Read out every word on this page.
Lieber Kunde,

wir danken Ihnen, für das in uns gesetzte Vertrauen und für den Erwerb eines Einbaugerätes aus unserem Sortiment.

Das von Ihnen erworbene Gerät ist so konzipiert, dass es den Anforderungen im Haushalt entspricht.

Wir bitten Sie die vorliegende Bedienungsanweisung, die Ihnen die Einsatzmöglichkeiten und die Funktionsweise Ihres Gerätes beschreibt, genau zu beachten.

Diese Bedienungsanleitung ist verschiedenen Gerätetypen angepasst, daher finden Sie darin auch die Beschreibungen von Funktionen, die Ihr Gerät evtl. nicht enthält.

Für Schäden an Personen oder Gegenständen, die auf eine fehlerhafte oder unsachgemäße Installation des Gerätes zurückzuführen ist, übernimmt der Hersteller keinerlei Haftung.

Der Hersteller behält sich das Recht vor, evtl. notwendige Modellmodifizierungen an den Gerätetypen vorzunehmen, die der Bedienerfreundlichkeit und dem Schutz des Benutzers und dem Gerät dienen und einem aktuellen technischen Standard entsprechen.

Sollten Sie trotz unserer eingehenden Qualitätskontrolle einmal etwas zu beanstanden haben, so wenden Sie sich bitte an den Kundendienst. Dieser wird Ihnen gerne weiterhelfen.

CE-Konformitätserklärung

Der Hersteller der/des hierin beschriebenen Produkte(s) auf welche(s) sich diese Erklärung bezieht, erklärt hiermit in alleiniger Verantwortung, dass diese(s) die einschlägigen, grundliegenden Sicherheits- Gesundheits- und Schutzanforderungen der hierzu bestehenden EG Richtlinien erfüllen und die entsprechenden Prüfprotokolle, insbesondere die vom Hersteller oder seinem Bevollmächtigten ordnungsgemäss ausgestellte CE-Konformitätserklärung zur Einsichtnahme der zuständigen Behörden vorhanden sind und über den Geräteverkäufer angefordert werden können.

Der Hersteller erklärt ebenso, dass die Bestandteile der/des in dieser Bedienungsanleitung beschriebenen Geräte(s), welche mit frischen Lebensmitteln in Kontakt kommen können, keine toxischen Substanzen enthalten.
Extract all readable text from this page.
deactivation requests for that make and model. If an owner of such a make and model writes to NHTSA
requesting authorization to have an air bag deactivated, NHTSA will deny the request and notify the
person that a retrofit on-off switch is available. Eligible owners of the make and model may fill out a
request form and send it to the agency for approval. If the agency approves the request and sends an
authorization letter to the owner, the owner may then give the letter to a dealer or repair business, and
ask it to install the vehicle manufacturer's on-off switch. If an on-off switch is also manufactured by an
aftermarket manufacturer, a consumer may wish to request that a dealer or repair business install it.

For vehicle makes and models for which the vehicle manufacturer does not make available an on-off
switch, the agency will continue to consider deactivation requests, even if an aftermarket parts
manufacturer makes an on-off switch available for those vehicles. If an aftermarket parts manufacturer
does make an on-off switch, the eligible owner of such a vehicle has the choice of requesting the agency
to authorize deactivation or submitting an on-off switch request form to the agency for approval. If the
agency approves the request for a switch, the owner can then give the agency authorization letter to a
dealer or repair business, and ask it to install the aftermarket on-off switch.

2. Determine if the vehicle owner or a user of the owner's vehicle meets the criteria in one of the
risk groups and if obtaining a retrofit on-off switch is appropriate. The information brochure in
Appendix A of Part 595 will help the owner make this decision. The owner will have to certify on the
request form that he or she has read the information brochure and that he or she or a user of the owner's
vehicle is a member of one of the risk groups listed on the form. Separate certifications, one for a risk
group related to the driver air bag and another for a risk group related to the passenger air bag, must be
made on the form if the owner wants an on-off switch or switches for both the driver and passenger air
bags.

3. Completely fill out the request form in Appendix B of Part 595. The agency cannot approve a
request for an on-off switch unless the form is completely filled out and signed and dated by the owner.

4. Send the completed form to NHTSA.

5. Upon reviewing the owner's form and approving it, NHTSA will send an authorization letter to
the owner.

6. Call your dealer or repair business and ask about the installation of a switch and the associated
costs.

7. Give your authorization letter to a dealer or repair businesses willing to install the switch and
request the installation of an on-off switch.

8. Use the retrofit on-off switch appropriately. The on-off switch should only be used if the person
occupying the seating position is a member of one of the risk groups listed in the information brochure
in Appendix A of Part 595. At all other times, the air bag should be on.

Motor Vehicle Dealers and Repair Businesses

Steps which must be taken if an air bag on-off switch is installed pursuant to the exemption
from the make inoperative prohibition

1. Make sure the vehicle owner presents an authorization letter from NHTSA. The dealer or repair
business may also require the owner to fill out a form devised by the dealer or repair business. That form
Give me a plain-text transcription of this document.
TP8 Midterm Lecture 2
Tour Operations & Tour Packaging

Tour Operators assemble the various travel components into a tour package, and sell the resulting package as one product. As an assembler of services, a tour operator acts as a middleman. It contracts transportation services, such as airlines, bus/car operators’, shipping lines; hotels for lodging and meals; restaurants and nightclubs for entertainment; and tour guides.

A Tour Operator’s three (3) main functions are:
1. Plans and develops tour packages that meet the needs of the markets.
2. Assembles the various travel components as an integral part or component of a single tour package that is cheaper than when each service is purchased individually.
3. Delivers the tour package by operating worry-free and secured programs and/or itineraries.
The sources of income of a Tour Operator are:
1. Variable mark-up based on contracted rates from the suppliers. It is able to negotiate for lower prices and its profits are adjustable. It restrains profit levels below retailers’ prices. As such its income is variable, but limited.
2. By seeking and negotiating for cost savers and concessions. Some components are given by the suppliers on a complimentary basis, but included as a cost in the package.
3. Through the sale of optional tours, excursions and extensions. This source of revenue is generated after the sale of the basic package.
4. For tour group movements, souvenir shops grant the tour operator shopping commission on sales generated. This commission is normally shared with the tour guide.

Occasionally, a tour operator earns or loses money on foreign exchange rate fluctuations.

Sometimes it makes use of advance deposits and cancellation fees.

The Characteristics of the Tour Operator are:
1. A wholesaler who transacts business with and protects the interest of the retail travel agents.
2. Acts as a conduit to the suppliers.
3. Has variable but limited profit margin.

Exercise.
List each line in the listing that contains the string "Appendix".

The reply.
Appendix A of Part 595 will help the owner make this decision. The owner will have to certify on the
3. Completely fill out the request form in Appendix B of Part 595. The agency cannot approve a
in Appendix A of Part 595. At all other times, the air bag should be on.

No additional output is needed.